Written problem ▸
Make an exact copy of the lines below.

(Figure contents as structured data)
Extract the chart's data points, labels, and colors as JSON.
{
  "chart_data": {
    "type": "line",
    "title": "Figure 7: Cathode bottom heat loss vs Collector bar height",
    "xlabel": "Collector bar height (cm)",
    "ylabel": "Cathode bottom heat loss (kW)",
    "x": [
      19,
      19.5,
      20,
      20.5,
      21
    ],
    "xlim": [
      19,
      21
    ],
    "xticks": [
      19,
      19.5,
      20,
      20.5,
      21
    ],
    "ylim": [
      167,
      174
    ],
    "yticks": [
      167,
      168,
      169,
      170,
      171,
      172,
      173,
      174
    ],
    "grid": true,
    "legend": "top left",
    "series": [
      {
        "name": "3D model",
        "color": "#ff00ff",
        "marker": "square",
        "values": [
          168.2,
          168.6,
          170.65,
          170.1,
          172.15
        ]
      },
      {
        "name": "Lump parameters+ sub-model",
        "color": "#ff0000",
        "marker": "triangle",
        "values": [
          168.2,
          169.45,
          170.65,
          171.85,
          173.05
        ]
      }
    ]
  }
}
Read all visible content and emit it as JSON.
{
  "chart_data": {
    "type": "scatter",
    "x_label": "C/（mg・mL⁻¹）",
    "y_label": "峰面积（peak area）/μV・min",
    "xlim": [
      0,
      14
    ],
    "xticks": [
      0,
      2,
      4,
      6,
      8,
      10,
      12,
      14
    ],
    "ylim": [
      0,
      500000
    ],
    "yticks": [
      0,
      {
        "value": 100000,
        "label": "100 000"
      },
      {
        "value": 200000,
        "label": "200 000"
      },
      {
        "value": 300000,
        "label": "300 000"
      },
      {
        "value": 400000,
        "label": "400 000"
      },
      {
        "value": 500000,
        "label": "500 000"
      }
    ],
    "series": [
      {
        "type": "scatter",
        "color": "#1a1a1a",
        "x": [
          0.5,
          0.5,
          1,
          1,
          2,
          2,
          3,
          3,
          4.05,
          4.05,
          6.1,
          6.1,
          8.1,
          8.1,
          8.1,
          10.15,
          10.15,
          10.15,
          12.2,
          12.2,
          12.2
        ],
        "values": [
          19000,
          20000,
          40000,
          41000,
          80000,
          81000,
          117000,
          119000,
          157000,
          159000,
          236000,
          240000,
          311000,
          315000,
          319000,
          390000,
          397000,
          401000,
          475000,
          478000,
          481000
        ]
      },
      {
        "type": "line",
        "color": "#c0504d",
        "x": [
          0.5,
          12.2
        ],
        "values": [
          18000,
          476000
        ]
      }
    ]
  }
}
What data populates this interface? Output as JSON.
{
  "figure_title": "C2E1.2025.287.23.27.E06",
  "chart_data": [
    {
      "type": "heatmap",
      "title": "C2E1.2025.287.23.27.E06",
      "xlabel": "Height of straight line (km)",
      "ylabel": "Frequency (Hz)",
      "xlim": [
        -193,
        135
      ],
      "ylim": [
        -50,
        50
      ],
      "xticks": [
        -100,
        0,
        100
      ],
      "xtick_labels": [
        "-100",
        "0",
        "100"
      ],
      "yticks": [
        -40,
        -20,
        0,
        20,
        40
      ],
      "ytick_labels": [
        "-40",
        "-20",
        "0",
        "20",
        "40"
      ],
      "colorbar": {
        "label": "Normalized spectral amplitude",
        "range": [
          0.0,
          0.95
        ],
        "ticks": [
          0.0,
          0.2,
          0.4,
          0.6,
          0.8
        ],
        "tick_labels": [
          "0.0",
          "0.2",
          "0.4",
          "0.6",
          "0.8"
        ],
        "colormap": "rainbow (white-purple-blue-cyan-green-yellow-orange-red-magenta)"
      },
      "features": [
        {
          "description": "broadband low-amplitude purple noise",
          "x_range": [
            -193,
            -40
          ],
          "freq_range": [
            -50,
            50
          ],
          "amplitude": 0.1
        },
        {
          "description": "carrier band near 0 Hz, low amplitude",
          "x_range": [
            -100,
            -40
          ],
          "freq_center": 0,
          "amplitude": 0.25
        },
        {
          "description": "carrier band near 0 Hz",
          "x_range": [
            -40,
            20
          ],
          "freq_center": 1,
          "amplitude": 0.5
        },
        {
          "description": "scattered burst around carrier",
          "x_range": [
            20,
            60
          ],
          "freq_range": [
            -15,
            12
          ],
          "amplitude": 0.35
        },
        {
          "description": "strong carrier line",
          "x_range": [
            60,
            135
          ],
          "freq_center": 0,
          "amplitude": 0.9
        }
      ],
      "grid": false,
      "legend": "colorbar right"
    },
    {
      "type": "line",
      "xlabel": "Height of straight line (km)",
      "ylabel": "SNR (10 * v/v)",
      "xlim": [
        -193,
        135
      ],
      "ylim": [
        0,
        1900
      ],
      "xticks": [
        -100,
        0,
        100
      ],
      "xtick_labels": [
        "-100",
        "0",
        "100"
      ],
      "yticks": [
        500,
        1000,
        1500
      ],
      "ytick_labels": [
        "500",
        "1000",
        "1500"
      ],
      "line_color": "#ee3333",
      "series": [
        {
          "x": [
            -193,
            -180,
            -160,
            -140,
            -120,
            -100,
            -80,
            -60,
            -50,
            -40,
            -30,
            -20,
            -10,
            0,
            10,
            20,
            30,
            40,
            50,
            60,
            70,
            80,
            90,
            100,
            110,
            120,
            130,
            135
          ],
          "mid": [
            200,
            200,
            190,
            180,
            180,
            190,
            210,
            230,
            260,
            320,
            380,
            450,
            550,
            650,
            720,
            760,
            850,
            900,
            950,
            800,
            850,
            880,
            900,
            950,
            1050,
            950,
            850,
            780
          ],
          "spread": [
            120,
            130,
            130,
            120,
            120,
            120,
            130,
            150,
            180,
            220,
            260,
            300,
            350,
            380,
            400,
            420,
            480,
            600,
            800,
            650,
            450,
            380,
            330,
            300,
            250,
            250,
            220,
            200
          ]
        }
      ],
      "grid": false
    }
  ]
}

Exercise answer ▸
Extract the chart's data points, labels, and colors as JSON.
{
  "chart_data": {
    "type": "line",
    "title": "Figure 7: Cathode bottom heat loss vs Collector bar height",
    "xlabel": "Collector bar height (cm)",
    "ylabel": "Cathode bottom heat loss (kW)",
    "x": [
      19,
      19.5,
      20,
      20.5,
      21
    ],
    "xlim": [
      19,
      21
    ],
    "xticks": [
      19,
      19.5,
      20,
      20.5,
      21
    ],
    "ylim": [
      167,
      174
    ],
    "yticks": [
      167,
      168,
      169,
      170,
      171,
      172,
      173,
      174
    ],
    "grid": true,
    "legend": "top left",
    "series": [
      {
        "name": "3D model",
        "color": "#ff00ff",
        "marker": "square",
        "values": [
          168.2,
          168.6,
          170.65,
          170.1,
          172.15
        ]
      },
      {
        "name": "Lump parameters+ sub-model",
        "color": "#ff0000",
        "marker": "triangle",
        "values": [
          168.2,
          169.45,
          170.65,
          171.85,
          173.05
        ]
      }
    ]
  }
}
Read all visible content and emit it as JSON.
{
  "chart_data": {
    "type": "scatter",
    "x_label": "C/（mg・mL⁻¹）",
    "y_label": "峰面积（peak area）/μV・min",
    "xlim": [
      0,
      14
    ],
    "xticks": [
      0,
      2,
      4,
      6,
      8,
      10,
      12,
      14
    ],
    "ylim": [
      0,
      500000
    ],
    "yticks": [
      0,
      {
        "value": 100000,
        "label": "100 000"
      },
      {
        "value": 200000,
        "label": "200 000"
      },
      {
        "value": 300000,
        "label": "300 000"
      },
      {
        "value": 400000,
        "label": "400 000"
      },
      {
        "value": 500000,
        "label": "500 000"
      }
    ],
    "series": [
      {
        "type": "scatter",
        "color": "#1a1a1a",
        "x": [
          0.5,
          0.5,
          1,
          1,
          2,
          2,
          3,
          3,
          4.05,
          4.05,
          6.1,
          6.1,
          8.1,
          8.1,
          8.1,
          10.15,
          10.15,
          10.15,
          12.2,
          12.2,
          12.2
        ],
        "values": [
          19000,
          20000,
          40000,
          41000,
          80000,
          81000,
          117000,
          119000,
          157000,
          159000,
          236000,
          240000,
          311000,
          315000,
          319000,
          390000,
          397000,
          401000,
          475000,
          478000,
          481000
        ]
      },
      {
        "type": "line",
        "color": "#c0504d",
        "x": [
          0.5,
          12.2
        ],
        "values": [
          18000,
          476000
        ]
      }
    ]
  }
}
What data populates this interface? Output as JSON.
{
  "figure_title": "C2E1.2025.287.23.27.E06",
  "chart_data": [
    {
      "type": "heatmap",
      "title": "C2E1.2025.287.23.27.E06",
      "xlabel": "Height of straight line (km)",
      "ylabel": "Frequency (Hz)",
      "xlim": [
        -193,
        135
      ],
      "ylim": [
        -50,
        50
      ],
      "xticks": [
        -100,
        0,
        100
      ],
      "xtick_labels": [
        "-100",
        "0",
        "100"
      ],
      "yticks": [
        -40,
        -20,
        0,
        20,
        40
      ],
      "ytick_labels": [
        "-40",
        "-20",
        "0",
        "20",
        "40"
      ],
      "colorbar": {
        "label": "Normalized spectral amplitude",
        "range": [
          0.0,
          0.95
        ],
        "ticks": [
          0.0,
          0.2,
          0.4,
          0.6,
          0.8
        ],
        "tick_labels": [
          "0.0",
          "0.2",
          "0.4",
          "0.6",
          "0.8"
        ],
        "colormap": "rainbow (white-purple-blue-cyan-green-yellow-orange-red-magenta)"
      },
      "features": [
        {
          "description": "broadband low-amplitude purple noise",
          "x_range": [
            -193,
            -40
          ],
          "freq_range": [
            -50,
            50
          ],
          "amplitude": 0.1
        },
        {
          "description": "carrier band near 0 Hz, low amplitude",
          "x_range": [
            -100,
            -40
          ],
          "freq_center": 0,
          "amplitude": 0.25
        },
        {
          "description": "carrier band near 0 Hz",
          "x_range": [
            -40,
            20
          ],
          "freq_center": 1,
          "amplitude": 0.5
        },
        {
          "description": "scattered burst around carrier",
          "x_range": [
            20,
            60
          ],
          "freq_range": [
            -15,
            12
          ],
          "amplitude": 0.35
        },
        {
          "description": "strong carrier line",
          "x_range": [
            60,
            135
          ],
          "freq_center": 0,
          "amplitude": 0.9
        }
      ],
      "grid": false,
      "legend": "colorbar right"
    },
    {
      "type": "line",
      "xlabel": "Height of straight line (km)",
      "ylabel": "SNR (10 * v/v)",
      "xlim": [
        -193,
        135
      ],
      "ylim": [
        0,
        1900
      ],
      "xticks": [
        -100,
        0,
        100
      ],
      "xtick_labels": [
        "-100",
        "0",
        "100"
      ],
      "yticks": [
        500,
        1000,
        1500
      ],
      "ytick_labels": [
        "500",
        "1000",
        "1500"
      ],
      "line_color": "#ee3333",
      "series": [
        {
          "x": [
            -193,
            -180,
            -160,
            -140,
            -120,
            -100,
            -80,
            -60,
            -50,
            -40,
            -30,
            -20,
            -10,
            0,
            10,
            20,
            30,
            40,
            50,
            60,
            70,
            80,
            90,
            100,
            110,
            120,
            130,
            135
          ],
          "mid": [
            200,
            200,
            190,
            180,
            180,
            190,
            210,
            230,
            260,
            320,
            380,
            450,
            550,
            650,
            720,
            760,
            850,
            900,
            950,
            800,
            850,
            880,
            900,
            950,
            1050,
            950,
            850,
            780
          ],
          "spread": [
            120,
            130,
            130,
            120,
            120,
            120,
            130,
            150,
            180,
            220,
            260,
            300,
            350,
            380,
            400,
            420,
            480,
            600,
            800,
            650,
            450,
            380,
            330,
            300,
            250,
            250,
            220,
            200
          ]
        }
      ],
      "grid": false
    }
  ]
}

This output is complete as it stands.